**DIRECTIONS FOR THIS TASK**
Give every line again exactly as it appears, please, but not the pictures.
====
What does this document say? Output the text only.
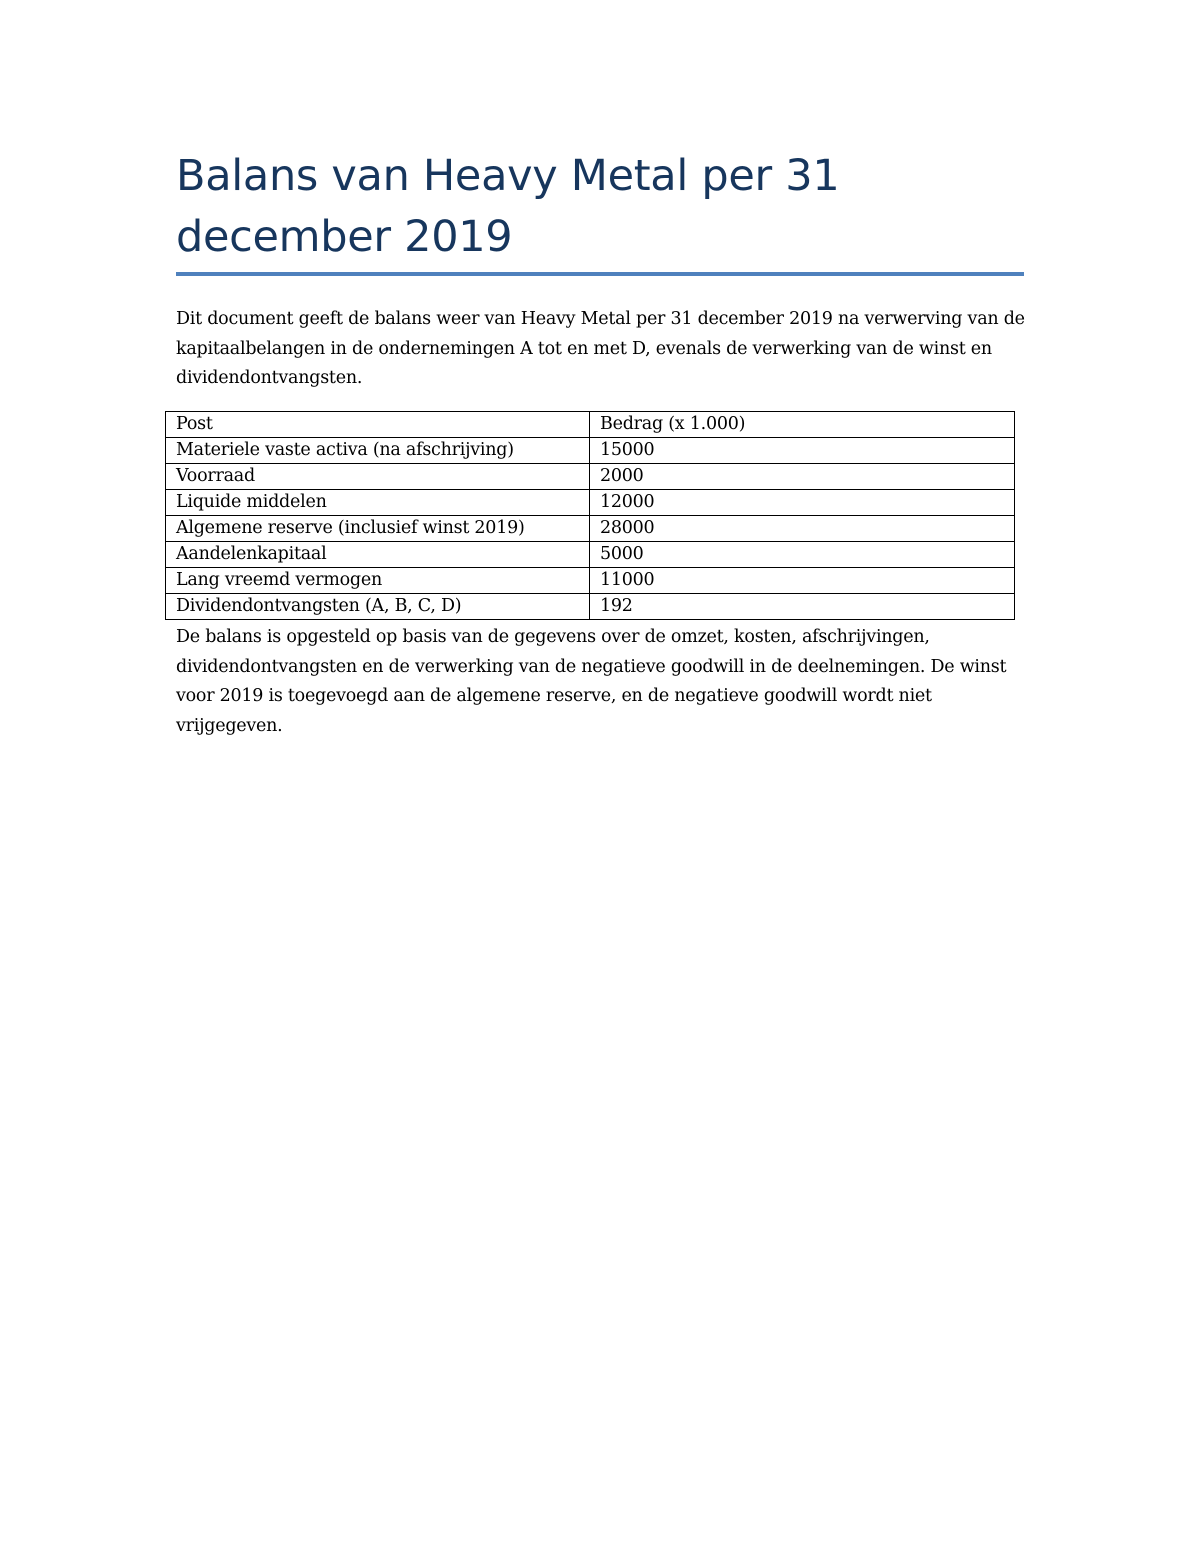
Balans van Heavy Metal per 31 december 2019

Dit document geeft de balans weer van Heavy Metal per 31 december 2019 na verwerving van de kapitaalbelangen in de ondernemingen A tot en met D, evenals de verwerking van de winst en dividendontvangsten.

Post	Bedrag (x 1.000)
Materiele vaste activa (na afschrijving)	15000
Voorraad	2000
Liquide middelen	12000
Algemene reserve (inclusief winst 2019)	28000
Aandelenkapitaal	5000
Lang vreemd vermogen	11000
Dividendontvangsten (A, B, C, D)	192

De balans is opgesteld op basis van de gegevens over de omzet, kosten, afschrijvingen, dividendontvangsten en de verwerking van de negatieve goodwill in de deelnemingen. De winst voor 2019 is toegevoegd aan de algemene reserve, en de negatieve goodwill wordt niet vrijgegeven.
====
**EXERCISE SOLUTION**
What does this document say? Output the text only.
Balans van Heavy Metal per 31 december 2019

Dit document geeft de balans weer van Heavy Metal per 31 december 2019 na verwerving van de kapitaalbelangen in de ondernemingen A tot en met D, evenals de verwerking van de winst en dividendontvangsten.

Post	Bedrag (x 1.000)
Materiele vaste activa (na afschrijving)	15000
Voorraad	2000
Liquide middelen	12000
Algemene reserve (inclusief winst 2019)	28000
Aandelenkapitaal	5000
Lang vreemd vermogen	11000
Dividendontvangsten (A, B, C, D)	192

De balans is opgesteld op basis van de gegevens over de omzet, kosten, afschrijvingen, dividendontvangsten en de verwerking van de negatieve goodwill in de deelnemingen. De winst voor 2019 is toegevoegd aan de algemene reserve, en de negatieve goodwill wordt niet vrijgegeven.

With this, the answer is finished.